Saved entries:
>>>

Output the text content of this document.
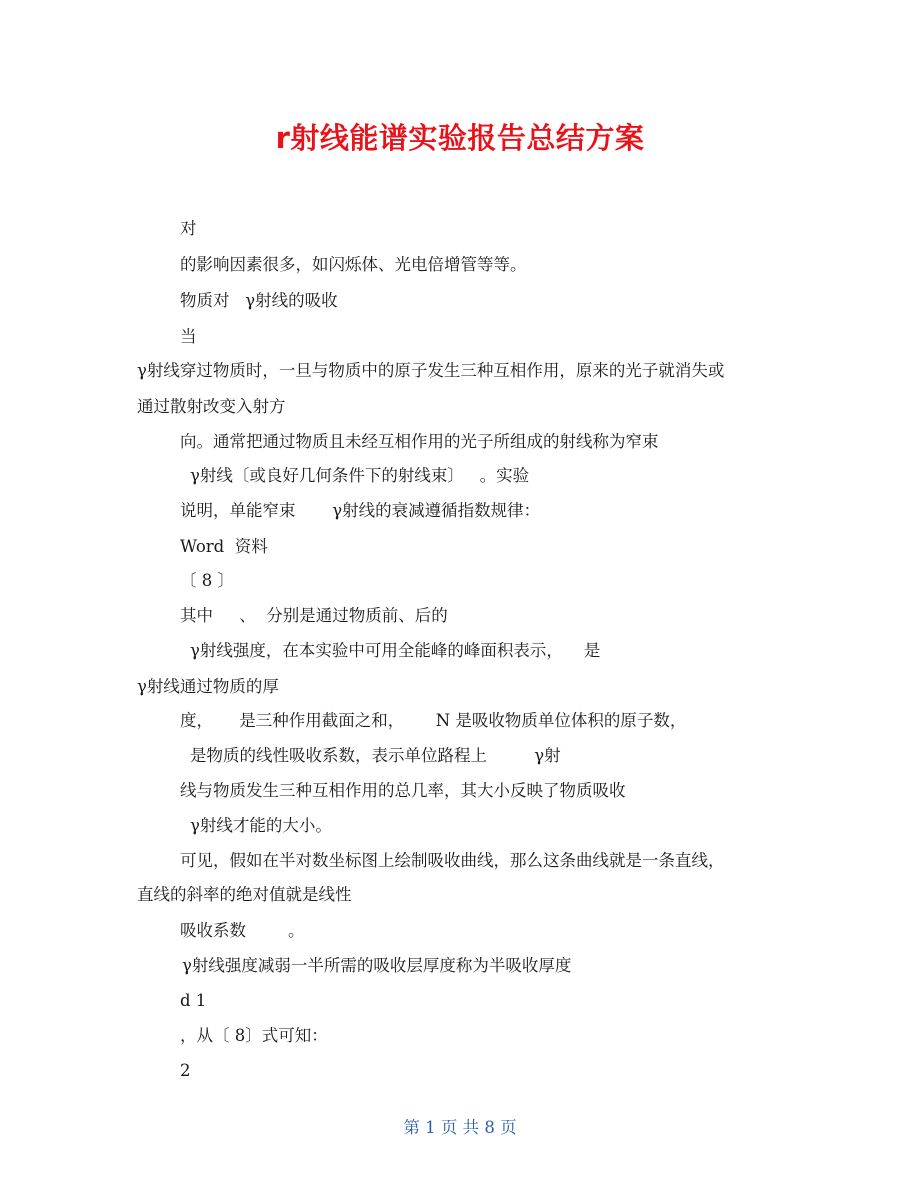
r射线能谱实验报告总结方案
对
的影响因素很多，如闪烁体、光电倍增管等等。
物质对   γ射线的吸收
当
γ射线穿过物质时，一旦与物质中的原子发生三种互相作用，原来的光子就消失或
通过散射改变入射方
向。通常把通过物质且未经互相作用的光子所组成的射线称为窄束
γ射线〔或良好几何条件下的射线束〕   。实验
说明，单能窄束       γ射线的衰减遵循指数规律：
Word  资料
〔 8 〕
其中     、  分别是通过物质前、后的
γ射线强度，在本实验中可用全能峰的峰面积表示，    是
γ射线通过物质的厚
度，     是三种作用截面之和，      N 是吸收物质单位体积的原子数，
是物质的线性吸收系数，表示单位路程上         γ射
线与物质发生三种互相作用的总几率，其大小反映了物质吸收
γ射线才能的大小。
可见，假如在半对数坐标图上绘制吸收曲线，那么这条曲线就是一条直线，
直线的斜率的绝对值就是线性
吸收系数        。
γ射线强度减弱一半所需的吸收层厚度称为半吸收厚度
d 1
，从〔 8〕式可知：
2
第 1 页 共 8 页
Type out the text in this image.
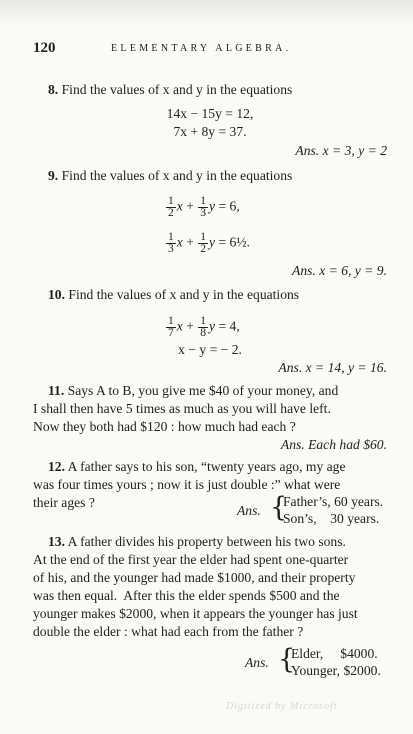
120	ELEMENTARY ALGEBRA.
8. Find the values of x and y in the equations
14x − 15y = 12,
7x + 8y = 37.
Ans. x = 3, y = 2
9. Find the values of x and y in the equations
$\frac{1}{2}$ $x + \frac{1}{3}$ y = 6,
$\frac{1}{3}$ $x + \frac{1}{2}$ y = 6½.
Ans. x = 6, y = 9.
10. Find the values of x and y in the equations
$\frac{1}{7}$ $x + \frac{1}{8}$ y = 4,
x − y = − 2.
Ans. x = 14, y = 16.
11. Says A to B, you give me $40 of your money, and
I shall then have 5 times as much as you will have left.
Now they both had $120 : how much had each ?
Ans. Each had $60.
12. A father says to his son, “twenty years ago, my age
was four times yours ; now it is just double :” what were
their ages ?
Ans. {
Father’s, 60 years.
Son’s,    30 years.
13. A father divides his property between his two sons.
At the end of the first year the elder had spent one-quarter
of his, and the younger had made $1000, and their property
was then equal.  After this the elder spends $500 and the
younger makes $2000, when it appears the younger has just
double the elder : what had each from the father ?
Ans. {
Elder,     $4000.
Younger, $2000.
Digitized by Microsoft
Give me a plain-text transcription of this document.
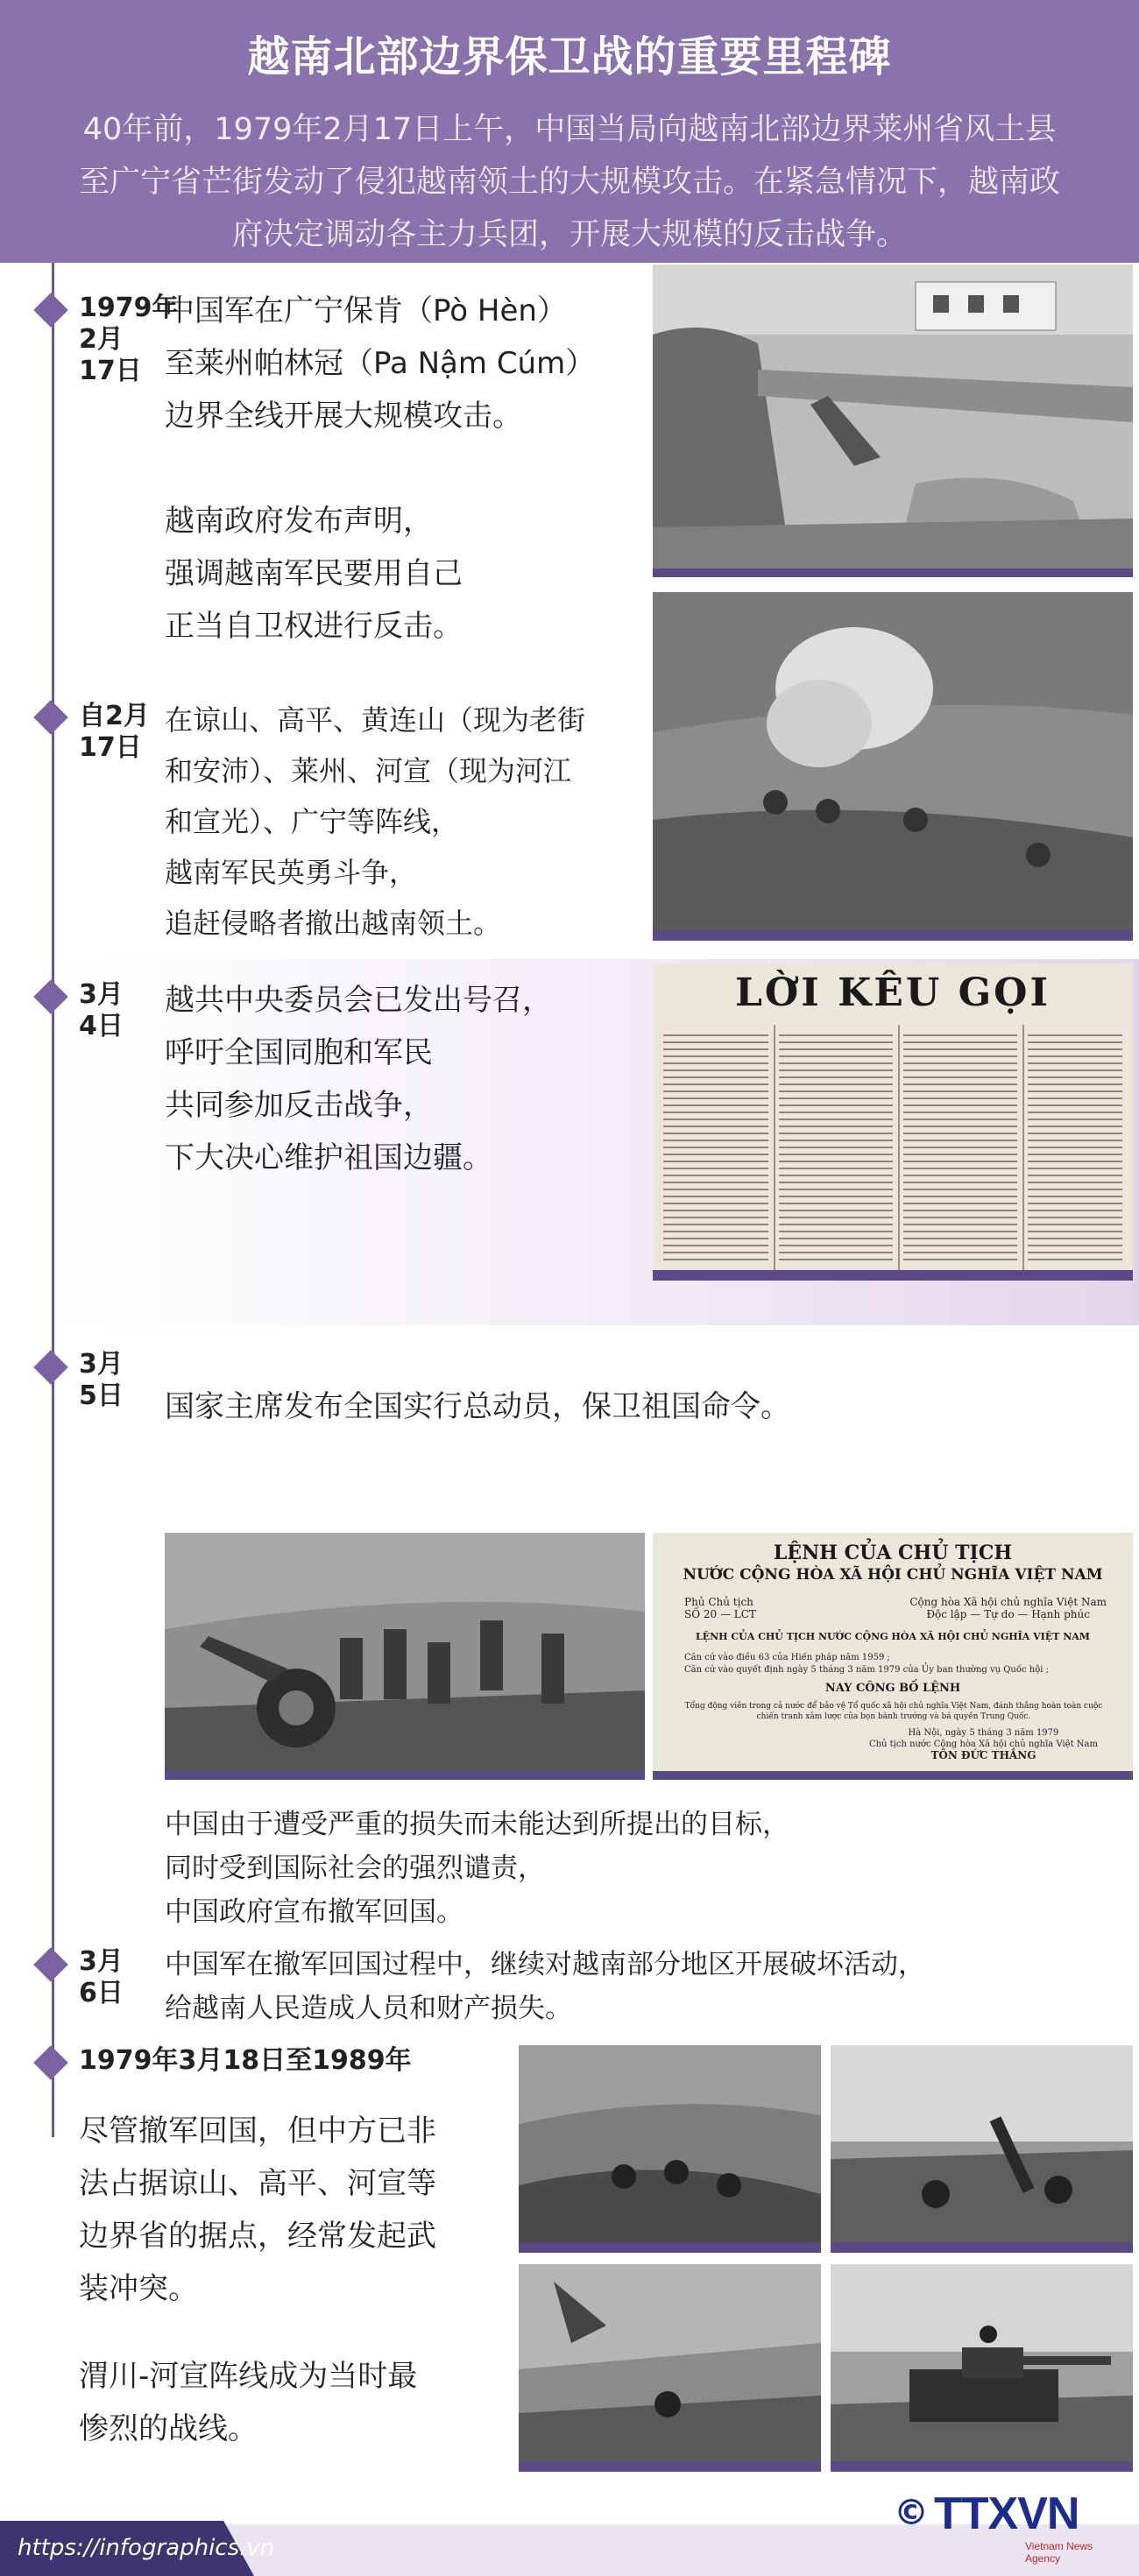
越南北部边界保卫战的重要里程碑
40年前，1979年2月17日上午，中国当局向越南北部边界莱州省风土县
至广宁省芒街发动了侵犯越南领土的大规模攻击。在紧急情况下，越南政
府决定调动各主力兵团，开展大规模的反击战争。
1979年
2月
17日
中国军在广宁保肯（Pò Hèn）
至莱州帕林冠（Pa Nậm Cúm）
边界全线开展大规模攻击。
越南政府发布声明，
强调越南军民要用自己
正当自卫权进行反击。
自2月
17日
在谅山、高平、黄连山（现为老街
和安沛）、莱州、河宣（现为河江
和宣光）、广宁等阵线，
越南军民英勇斗争，
追赶侵略者撤出越南领土。
3月
4日
越共中央委员会已发出号召，
呼吁全国同胞和军民
共同参加反击战争，
下大决心维护祖国边疆。
LỜI KÊU GỌI
3月
5日 国家主席发布全国实行总动员，保卫祖国命令。
LỆNH CỦA CHỦ TỊCH
NƯỚC CỘNG HÒA XÃ HỘI CHỦ NGHĨA VIỆT NAM
Phủ Chủ tịch
SỐ 20 — LCT
Cộng hòa Xã hội chủ nghĩa Việt Nam
Độc lập — Tự do — Hạnh phúc
LỆNH CỦA CHỦ TỊCH NƯỚC CỘNG HÒA XÃ HỘI CHỦ NGHĨA VIỆT NAM
Căn cứ vào điều 63 của Hiến pháp năm 1959 ;
Căn cứ vào quyết định ngày 5 tháng 3 năm 1979 của Ủy ban thường vụ Quốc hội ;
NAY CÔNG BỐ LỆNH
Tổng động viên trong cả nước để bảo vệ Tổ quốc xã hội chủ nghĩa Việt Nam, đánh thắng hoàn toàn cuộc
chiến tranh xâm lược của bọn bành trướng và bá quyền Trung Quốc.
Hà Nội, ngày 5 tháng 3 năm 1979
Chủ tịch nước Cộng hòa Xã hội chủ nghĩa Việt Nam
TÔN ĐỨC THẮNG
中国由于遭受严重的损失而未能达到所提出的目标，
同时受到国际社会的强烈谴责，
中国政府宣布撤军回国。
3月
6日
中国军在撤军回国过程中，继续对越南部分地区开展破坏活动，
给越南人民造成人员和财产损失。
1979年3月18日至1989年
尽管撤军回国，但中方已非
法占据谅山、高平、河宣等
边界省的据点，经常发起武
装冲突。
渭川-河宣阵线成为当时最
惨烈的战线。
https://infographics.vn
© TTXVN
Vietnam News Agency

<<<

From the entries above, return each line with the word "frac" in it.

$\frac{1}{2}$ $x + \frac{1}{3}$ y = 6,
$\frac{1}{3}$ $x + \frac{1}{2}$ y = 6½.
$\frac{1}{7}$ $x + \frac{1}{8}$ y = 4,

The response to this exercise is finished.